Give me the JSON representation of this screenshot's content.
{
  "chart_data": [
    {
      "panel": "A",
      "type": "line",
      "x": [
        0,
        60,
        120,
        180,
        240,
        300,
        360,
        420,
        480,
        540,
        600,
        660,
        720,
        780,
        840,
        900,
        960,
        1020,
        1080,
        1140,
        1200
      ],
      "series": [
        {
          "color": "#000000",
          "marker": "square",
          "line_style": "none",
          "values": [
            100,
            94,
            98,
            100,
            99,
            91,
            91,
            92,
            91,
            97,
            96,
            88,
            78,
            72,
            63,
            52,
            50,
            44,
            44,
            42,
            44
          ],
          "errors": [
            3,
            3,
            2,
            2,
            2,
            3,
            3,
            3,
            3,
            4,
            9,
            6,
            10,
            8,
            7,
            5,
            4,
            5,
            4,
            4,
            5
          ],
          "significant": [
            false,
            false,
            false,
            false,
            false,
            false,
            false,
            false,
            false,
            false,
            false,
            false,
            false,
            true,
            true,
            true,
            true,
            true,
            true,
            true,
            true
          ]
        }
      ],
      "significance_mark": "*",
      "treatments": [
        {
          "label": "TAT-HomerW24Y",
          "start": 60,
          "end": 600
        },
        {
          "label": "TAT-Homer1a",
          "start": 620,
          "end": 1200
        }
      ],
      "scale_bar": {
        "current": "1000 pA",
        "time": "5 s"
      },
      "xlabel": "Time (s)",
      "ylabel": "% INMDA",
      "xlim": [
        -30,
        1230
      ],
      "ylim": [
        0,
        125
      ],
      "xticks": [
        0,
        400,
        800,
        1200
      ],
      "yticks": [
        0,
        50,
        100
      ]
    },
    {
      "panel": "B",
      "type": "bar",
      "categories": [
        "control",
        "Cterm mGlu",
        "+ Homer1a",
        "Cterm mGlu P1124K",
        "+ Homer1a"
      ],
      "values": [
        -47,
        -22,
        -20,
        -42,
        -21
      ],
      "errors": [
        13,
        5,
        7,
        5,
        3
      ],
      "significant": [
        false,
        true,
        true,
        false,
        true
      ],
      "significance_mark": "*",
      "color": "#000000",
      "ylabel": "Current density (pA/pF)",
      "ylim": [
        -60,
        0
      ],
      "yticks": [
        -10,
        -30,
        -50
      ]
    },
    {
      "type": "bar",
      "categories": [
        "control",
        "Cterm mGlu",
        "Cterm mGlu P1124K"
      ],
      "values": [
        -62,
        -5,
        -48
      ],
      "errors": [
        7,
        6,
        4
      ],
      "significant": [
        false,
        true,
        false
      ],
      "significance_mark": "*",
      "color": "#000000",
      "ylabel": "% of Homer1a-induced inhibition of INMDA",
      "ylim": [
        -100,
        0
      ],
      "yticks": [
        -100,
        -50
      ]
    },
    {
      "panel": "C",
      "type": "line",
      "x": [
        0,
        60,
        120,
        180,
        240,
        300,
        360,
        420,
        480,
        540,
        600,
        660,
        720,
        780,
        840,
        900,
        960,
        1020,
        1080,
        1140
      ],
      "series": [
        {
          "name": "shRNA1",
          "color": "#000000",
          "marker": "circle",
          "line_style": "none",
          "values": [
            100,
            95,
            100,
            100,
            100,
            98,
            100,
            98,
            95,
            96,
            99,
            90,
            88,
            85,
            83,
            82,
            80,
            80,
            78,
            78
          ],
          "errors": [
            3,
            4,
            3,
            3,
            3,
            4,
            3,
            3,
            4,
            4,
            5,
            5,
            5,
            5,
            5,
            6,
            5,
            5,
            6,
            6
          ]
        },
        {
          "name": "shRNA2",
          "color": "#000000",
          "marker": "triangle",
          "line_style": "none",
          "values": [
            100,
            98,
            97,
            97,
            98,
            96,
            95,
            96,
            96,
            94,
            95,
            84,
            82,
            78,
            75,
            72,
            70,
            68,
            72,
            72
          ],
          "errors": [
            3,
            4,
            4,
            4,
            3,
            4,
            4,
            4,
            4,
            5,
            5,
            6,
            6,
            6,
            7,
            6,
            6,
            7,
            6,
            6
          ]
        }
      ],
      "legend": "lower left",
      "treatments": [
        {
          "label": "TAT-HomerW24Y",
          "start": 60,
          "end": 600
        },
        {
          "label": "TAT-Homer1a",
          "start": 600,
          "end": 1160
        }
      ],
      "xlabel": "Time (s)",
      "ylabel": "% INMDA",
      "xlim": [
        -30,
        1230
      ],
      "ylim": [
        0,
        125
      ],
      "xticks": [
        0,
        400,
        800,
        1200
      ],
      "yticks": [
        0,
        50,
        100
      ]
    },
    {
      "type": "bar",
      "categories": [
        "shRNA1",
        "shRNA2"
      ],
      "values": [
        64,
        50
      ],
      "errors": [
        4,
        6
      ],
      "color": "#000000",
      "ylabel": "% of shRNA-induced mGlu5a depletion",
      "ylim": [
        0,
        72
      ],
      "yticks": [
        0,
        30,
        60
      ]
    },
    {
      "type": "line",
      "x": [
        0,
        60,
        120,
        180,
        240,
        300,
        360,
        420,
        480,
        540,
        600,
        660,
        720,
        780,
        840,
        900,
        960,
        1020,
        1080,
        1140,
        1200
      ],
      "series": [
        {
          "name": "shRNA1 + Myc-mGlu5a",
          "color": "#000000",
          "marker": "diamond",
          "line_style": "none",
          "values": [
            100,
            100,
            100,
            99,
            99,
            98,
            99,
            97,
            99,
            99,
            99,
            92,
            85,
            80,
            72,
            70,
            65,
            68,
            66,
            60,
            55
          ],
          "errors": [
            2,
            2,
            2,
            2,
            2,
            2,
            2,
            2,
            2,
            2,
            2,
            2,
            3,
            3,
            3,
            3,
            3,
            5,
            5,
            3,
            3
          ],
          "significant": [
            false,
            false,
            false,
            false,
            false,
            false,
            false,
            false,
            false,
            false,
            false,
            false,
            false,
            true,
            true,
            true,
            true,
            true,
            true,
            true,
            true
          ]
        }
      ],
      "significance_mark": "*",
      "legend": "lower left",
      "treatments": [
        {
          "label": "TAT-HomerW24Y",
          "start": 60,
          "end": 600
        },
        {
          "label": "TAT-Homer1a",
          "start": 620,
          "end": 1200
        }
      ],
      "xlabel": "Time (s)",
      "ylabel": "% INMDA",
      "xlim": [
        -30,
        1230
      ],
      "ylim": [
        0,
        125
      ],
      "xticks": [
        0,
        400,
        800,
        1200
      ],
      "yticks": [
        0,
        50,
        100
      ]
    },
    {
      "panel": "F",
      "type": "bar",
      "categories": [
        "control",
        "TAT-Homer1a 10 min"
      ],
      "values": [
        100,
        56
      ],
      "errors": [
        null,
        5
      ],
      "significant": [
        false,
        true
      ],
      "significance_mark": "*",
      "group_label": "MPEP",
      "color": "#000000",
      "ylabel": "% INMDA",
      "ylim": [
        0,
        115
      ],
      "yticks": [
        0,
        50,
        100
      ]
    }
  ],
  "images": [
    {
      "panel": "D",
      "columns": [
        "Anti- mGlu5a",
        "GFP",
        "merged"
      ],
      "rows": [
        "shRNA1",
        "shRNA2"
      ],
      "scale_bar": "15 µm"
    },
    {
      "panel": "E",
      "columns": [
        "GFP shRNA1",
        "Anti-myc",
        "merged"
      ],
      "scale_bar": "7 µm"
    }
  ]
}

**Written task:** Output every line above without altering anything.

**Correct answer:**
Give me the JSON representation of this screenshot's content.
{
  "chart_data": [
    {
      "panel": "A",
      "type": "line",
      "x": [
        0,
        60,
        120,
        180,
        240,
        300,
        360,
        420,
        480,
        540,
        600,
        660,
        720,
        780,
        840,
        900,
        960,
        1020,
        1080,
        1140,
        1200
      ],
      "series": [
        {
          "color": "#000000",
          "marker": "square",
          "line_style": "none",
          "values": [
            100,
            94,
            98,
            100,
            99,
            91,
            91,
            92,
            91,
            97,
            96,
            88,
            78,
            72,
            63,
            52,
            50,
            44,
            44,
            42,
            44
          ],
          "errors": [
            3,
            3,
            2,
            2,
            2,
            3,
            3,
            3,
            3,
            4,
            9,
            6,
            10,
            8,
            7,
            5,
            4,
            5,
            4,
            4,
            5
          ],
          "significant": [
            false,
            false,
            false,
            false,
            false,
            false,
            false,
            false,
            false,
            false,
            false,
            false,
            false,
            true,
            true,
            true,
            true,
            true,
            true,
            true,
            true
          ]
        }
      ],
      "significance_mark": "*",
      "treatments": [
        {
          "label": "TAT-HomerW24Y",
          "start": 60,
          "end": 600
        },
        {
          "label": "TAT-Homer1a",
          "start": 620,
          "end": 1200
        }
      ],
      "scale_bar": {
        "current": "1000 pA",
        "time": "5 s"
      },
      "xlabel": "Time (s)",
      "ylabel": "% INMDA",
      "xlim": [
        -30,
        1230
      ],
      "ylim": [
        0,
        125
      ],
      "xticks": [
        0,
        400,
        800,
        1200
      ],
      "yticks": [
        0,
        50,
        100
      ]
    },
    {
      "panel": "B",
      "type": "bar",
      "categories": [
        "control",
        "Cterm mGlu",
        "+ Homer1a",
        "Cterm mGlu P1124K",
        "+ Homer1a"
      ],
      "values": [
        -47,
        -22,
        -20,
        -42,
        -21
      ],
      "errors": [
        13,
        5,
        7,
        5,
        3
      ],
      "significant": [
        false,
        true,
        true,
        false,
        true
      ],
      "significance_mark": "*",
      "color": "#000000",
      "ylabel": "Current density (pA/pF)",
      "ylim": [
        -60,
        0
      ],
      "yticks": [
        -10,
        -30,
        -50
      ]
    },
    {
      "type": "bar",
      "categories": [
        "control",
        "Cterm mGlu",
        "Cterm mGlu P1124K"
      ],
      "values": [
        -62,
        -5,
        -48
      ],
      "errors": [
        7,
        6,
        4
      ],
      "significant": [
        false,
        true,
        false
      ],
      "significance_mark": "*",
      "color": "#000000",
      "ylabel": "% of Homer1a-induced inhibition of INMDA",
      "ylim": [
        -100,
        0
      ],
      "yticks": [
        -100,
        -50
      ]
    },
    {
      "panel": "C",
      "type": "line",
      "x": [
        0,
        60,
        120,
        180,
        240,
        300,
        360,
        420,
        480,
        540,
        600,
        660,
        720,
        780,
        840,
        900,
        960,
        1020,
        1080,
        1140
      ],
      "series": [
        {
          "name": "shRNA1",
          "color": "#000000",
          "marker": "circle",
          "line_style": "none",
          "values": [
            100,
            95,
            100,
            100,
            100,
            98,
            100,
            98,
            95,
            96,
            99,
            90,
            88,
            85,
            83,
            82,
            80,
            80,
            78,
            78
          ],
          "errors": [
            3,
            4,
            3,
            3,
            3,
            4,
            3,
            3,
            4,
            4,
            5,
            5,
            5,
            5,
            5,
            6,
            5,
            5,
            6,
            6
          ]
        },
        {
          "name": "shRNA2",
          "color": "#000000",
          "marker": "triangle",
          "line_style": "none",
          "values": [
            100,
            98,
            97,
            97,
            98,
            96,
            95,
            96,
            96,
            94,
            95,
            84,
            82,
            78,
            75,
            72,
            70,
            68,
            72,
            72
          ],
          "errors": [
            3,
            4,
            4,
            4,
            3,
            4,
            4,
            4,
            4,
            5,
            5,
            6,
            6,
            6,
            7,
            6,
            6,
            7,
            6,
            6
          ]
        }
      ],
      "legend": "lower left",
      "treatments": [
        {
          "label": "TAT-HomerW24Y",
          "start": 60,
          "end": 600
        },
        {
          "label": "TAT-Homer1a",
          "start": 600,
          "end": 1160
        }
      ],
      "xlabel": "Time (s)",
      "ylabel": "% INMDA",
      "xlim": [
        -30,
        1230
      ],
      "ylim": [
        0,
        125
      ],
      "xticks": [
        0,
        400,
        800,
        1200
      ],
      "yticks": [
        0,
        50,
        100
      ]
    },
    {
      "type": "bar",
      "categories": [
        "shRNA1",
        "shRNA2"
      ],
      "values": [
        64,
        50
      ],
      "errors": [
        4,
        6
      ],
      "color": "#000000",
      "ylabel": "% of shRNA-induced mGlu5a depletion",
      "ylim": [
        0,
        72
      ],
      "yticks": [
        0,
        30,
        60
      ]
    },
    {
      "type": "line",
      "x": [
        0,
        60,
        120,
        180,
        240,
        300,
        360,
        420,
        480,
        540,
        600,
        660,
        720,
        780,
        840,
        900,
        960,
        1020,
        1080,
        1140,
        1200
      ],
      "series": [
        {
          "name": "shRNA1 + Myc-mGlu5a",
          "color": "#000000",
          "marker": "diamond",
          "line_style": "none",
          "values": [
            100,
            100,
            100,
            99,
            99,
            98,
            99,
            97,
            99,
            99,
            99,
            92,
            85,
            80,
            72,
            70,
            65,
            68,
            66,
            60,
            55
          ],
          "errors": [
            2,
            2,
            2,
            2,
            2,
            2,
            2,
            2,
            2,
            2,
            2,
            2,
            3,
            3,
            3,
            3,
            3,
            5,
            5,
            3,
            3
          ],
          "significant": [
            false,
            false,
            false,
            false,
            false,
            false,
            false,
            false,
            false,
            false,
            false,
            false,
            false,
            true,
            true,
            true,
            true,
            true,
            true,
            true,
            true
          ]
        }
      ],
      "significance_mark": "*",
      "legend": "lower left",
      "treatments": [
        {
          "label": "TAT-HomerW24Y",
          "start": 60,
          "end": 600
        },
        {
          "label": "TAT-Homer1a",
          "start": 620,
          "end": 1200
        }
      ],
      "xlabel": "Time (s)",
      "ylabel": "% INMDA",
      "xlim": [
        -30,
        1230
      ],
      "ylim": [
        0,
        125
      ],
      "xticks": [
        0,
        400,
        800,
        1200
      ],
      "yticks": [
        0,
        50,
        100
      ]
    },
    {
      "panel": "F",
      "type": "bar",
      "categories": [
        "control",
        "TAT-Homer1a 10 min"
      ],
      "values": [
        100,
        56
      ],
      "errors": [
        null,
        5
      ],
      "significant": [
        false,
        true
      ],
      "significance_mark": "*",
      "group_label": "MPEP",
      "color": "#000000",
      "ylabel": "% INMDA",
      "ylim": [
        0,
        115
      ],
      "yticks": [
        0,
        50,
        100
      ]
    }
  ],
  "images": [
    {
      "panel": "D",
      "columns": [
        "Anti- mGlu5a",
        "GFP",
        "merged"
      ],
      "rows": [
        "shRNA1",
        "shRNA2"
      ],
      "scale_bar": "15 µm"
    },
    {
      "panel": "E",
      "columns": [
        "GFP shRNA1",
        "Anti-myc",
        "merged"
      ],
      "scale_bar": "7 µm"
    }
  ]
}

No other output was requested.